▶ _The problem_
Where a line of the entries holds the string "einen", copy that line.

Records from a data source
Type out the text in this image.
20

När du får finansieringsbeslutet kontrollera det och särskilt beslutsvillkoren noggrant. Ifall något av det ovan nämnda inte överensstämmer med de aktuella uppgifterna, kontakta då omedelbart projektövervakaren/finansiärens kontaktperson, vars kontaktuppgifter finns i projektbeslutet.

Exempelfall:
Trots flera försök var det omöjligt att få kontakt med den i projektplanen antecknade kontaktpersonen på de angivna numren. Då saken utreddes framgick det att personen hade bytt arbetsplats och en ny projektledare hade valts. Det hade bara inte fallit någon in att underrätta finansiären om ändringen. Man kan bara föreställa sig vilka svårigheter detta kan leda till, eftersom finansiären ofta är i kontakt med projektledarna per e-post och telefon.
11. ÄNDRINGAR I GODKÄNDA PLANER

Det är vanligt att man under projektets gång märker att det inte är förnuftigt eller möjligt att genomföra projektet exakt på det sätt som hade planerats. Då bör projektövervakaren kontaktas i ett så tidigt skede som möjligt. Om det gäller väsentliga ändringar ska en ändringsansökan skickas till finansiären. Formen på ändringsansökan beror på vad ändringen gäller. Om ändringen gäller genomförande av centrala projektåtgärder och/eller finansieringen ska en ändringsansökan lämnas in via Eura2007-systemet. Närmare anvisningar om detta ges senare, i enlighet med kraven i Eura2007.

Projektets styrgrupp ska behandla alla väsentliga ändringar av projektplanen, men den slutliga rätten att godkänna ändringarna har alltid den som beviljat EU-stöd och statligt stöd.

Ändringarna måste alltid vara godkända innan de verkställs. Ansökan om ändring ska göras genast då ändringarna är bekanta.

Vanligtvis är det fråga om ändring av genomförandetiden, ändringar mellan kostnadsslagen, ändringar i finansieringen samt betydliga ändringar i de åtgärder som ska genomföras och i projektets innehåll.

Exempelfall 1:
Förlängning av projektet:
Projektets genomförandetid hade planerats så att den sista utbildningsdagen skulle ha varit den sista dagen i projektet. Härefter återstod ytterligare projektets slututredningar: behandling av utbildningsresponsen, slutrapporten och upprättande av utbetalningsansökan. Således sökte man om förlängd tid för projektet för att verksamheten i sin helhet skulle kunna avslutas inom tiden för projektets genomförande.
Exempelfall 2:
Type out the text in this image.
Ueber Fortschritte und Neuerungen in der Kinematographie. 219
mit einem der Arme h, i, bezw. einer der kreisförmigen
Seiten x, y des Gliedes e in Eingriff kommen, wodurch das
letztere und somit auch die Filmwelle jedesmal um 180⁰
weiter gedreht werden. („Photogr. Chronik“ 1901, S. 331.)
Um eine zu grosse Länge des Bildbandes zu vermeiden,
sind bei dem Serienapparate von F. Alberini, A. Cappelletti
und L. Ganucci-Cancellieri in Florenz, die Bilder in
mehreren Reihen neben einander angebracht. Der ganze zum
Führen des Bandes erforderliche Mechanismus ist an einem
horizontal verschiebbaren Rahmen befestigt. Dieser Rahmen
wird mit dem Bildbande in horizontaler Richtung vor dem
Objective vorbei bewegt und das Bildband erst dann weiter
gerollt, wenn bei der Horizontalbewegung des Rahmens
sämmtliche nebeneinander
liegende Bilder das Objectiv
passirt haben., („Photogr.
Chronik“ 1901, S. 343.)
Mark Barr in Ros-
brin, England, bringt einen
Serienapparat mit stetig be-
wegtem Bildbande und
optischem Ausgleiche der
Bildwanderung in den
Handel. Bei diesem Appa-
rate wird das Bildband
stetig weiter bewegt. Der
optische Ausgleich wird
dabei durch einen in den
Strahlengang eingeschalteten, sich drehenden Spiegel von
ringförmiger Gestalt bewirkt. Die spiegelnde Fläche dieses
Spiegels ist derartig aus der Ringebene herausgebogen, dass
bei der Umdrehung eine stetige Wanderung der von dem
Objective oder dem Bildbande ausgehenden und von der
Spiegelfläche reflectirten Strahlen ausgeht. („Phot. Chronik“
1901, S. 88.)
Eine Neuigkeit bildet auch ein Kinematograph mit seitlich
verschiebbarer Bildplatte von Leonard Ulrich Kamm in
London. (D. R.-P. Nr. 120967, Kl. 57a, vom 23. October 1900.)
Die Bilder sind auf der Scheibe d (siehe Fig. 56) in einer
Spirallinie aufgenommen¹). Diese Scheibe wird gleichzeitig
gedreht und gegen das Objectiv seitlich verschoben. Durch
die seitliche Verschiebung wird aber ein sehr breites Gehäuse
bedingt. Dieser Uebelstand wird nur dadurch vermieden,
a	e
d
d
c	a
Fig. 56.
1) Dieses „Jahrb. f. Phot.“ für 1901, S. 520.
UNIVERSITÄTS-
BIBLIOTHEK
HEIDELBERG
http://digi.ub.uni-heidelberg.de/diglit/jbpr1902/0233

▶ _Output for this task_
brin, England, bringt einen
dabei durch einen in den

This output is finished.